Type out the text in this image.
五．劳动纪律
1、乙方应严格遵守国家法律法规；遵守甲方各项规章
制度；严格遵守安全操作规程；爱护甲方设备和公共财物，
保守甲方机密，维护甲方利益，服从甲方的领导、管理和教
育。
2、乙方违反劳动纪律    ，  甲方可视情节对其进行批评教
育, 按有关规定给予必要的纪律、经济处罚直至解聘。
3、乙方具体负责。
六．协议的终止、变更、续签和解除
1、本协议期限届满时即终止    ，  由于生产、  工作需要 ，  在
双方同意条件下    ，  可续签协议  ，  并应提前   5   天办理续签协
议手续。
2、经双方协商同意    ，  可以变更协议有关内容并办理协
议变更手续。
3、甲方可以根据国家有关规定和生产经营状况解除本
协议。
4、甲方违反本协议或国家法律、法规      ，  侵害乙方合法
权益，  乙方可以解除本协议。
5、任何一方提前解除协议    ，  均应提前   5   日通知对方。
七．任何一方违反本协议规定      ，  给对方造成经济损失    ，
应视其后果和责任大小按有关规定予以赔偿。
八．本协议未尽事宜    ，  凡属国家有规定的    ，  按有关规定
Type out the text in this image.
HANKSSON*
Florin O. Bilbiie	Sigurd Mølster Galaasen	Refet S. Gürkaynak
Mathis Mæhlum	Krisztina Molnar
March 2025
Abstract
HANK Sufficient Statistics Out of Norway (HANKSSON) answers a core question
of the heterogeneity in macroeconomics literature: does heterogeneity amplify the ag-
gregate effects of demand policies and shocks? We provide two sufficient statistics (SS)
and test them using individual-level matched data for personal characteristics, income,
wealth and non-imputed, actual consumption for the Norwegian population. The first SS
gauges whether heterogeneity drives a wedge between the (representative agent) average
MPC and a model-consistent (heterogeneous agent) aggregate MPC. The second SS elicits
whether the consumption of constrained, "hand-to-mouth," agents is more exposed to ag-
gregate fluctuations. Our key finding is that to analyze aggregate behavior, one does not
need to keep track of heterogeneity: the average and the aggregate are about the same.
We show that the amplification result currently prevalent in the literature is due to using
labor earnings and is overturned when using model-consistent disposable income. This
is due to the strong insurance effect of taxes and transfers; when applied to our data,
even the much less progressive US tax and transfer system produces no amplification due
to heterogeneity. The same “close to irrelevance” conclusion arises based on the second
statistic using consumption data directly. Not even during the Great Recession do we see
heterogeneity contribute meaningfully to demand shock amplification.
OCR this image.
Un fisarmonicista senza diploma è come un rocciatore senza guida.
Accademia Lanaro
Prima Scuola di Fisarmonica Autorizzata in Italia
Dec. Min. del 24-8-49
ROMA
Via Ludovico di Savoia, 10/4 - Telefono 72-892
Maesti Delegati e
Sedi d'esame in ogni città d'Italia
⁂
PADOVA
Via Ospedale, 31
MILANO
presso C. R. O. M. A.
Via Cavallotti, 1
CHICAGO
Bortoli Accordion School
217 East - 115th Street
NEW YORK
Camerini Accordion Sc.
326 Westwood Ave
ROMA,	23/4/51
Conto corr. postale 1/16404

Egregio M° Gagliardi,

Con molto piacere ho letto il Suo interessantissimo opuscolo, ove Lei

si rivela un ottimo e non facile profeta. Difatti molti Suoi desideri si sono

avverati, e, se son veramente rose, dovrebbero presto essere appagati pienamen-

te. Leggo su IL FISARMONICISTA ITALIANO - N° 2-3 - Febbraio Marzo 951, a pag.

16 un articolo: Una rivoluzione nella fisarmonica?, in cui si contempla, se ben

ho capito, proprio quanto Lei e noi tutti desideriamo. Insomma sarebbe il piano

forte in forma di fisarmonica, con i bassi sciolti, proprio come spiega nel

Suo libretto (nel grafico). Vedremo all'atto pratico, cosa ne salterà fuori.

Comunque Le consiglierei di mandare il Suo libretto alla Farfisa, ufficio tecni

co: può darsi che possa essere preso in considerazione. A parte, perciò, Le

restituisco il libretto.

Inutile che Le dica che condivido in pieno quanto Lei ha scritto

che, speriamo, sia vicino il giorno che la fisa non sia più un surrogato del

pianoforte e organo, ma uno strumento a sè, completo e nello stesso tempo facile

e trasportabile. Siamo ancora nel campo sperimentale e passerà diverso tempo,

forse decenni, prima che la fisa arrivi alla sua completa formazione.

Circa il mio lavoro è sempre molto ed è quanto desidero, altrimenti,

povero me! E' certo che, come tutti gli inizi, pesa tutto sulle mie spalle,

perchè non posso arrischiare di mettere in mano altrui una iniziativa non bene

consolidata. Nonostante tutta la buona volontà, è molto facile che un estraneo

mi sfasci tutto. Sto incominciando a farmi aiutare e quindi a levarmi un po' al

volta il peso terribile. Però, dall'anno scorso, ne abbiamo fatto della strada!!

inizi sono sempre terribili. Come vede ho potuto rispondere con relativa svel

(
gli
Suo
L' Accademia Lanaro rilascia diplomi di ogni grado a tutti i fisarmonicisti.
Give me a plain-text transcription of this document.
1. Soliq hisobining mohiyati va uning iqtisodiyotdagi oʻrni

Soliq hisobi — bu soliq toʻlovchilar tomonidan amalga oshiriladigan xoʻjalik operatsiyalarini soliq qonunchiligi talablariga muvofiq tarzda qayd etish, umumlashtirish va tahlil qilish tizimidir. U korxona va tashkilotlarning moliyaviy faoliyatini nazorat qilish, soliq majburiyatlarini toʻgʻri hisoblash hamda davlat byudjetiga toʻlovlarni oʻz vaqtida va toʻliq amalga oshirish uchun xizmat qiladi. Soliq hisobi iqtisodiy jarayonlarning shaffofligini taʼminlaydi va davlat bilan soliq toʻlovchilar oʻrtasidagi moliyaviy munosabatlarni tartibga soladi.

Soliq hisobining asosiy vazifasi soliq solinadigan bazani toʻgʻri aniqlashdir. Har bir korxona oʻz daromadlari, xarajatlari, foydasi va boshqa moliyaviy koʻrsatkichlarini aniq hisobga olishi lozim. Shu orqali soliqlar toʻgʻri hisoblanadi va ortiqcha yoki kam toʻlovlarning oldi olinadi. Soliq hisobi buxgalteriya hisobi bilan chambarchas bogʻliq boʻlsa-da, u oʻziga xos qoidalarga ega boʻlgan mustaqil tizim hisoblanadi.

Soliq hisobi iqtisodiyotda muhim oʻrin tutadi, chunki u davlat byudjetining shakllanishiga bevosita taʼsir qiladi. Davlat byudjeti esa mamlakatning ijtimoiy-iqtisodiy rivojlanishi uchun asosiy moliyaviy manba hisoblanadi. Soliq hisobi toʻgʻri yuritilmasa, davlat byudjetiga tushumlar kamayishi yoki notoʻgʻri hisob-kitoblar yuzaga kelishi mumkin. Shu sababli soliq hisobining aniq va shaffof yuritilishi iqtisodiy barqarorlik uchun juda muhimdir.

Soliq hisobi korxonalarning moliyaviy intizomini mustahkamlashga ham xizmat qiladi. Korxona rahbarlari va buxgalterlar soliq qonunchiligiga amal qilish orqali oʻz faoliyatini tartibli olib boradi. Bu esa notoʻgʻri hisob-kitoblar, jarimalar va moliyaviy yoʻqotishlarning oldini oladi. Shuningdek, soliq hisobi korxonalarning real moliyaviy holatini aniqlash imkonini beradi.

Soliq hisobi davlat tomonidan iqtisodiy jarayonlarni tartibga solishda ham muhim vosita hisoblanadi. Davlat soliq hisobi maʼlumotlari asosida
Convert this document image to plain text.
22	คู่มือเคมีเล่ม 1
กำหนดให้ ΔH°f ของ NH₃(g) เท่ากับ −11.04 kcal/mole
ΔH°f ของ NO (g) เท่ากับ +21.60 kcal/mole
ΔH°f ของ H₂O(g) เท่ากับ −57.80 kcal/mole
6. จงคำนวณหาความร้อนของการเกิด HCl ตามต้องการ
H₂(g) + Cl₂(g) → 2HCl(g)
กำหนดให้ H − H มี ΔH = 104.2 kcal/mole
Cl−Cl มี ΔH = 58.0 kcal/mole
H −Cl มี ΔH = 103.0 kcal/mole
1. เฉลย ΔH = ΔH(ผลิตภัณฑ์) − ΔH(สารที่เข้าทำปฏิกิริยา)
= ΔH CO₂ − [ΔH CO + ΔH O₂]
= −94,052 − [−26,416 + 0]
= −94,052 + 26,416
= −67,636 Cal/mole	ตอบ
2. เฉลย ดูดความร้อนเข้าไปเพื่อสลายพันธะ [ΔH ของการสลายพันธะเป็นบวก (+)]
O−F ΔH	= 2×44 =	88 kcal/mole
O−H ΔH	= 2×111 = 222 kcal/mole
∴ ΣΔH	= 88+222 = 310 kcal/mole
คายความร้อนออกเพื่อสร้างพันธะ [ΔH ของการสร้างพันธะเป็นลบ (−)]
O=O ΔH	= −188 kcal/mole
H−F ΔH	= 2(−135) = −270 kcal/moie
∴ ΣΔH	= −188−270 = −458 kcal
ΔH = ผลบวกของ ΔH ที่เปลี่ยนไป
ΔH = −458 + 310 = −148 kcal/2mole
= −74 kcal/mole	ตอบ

------------------------------------------------

**REQUEST:** Search the entries for the word "literature", then gather every line that has it.

**SOLUTION TO THE EXERCISE:**
of the heterogeneity in macroeconomics literature: does heterogeneity amplify the ag-
We show that the amplification result currently prevalent in the literature is due to using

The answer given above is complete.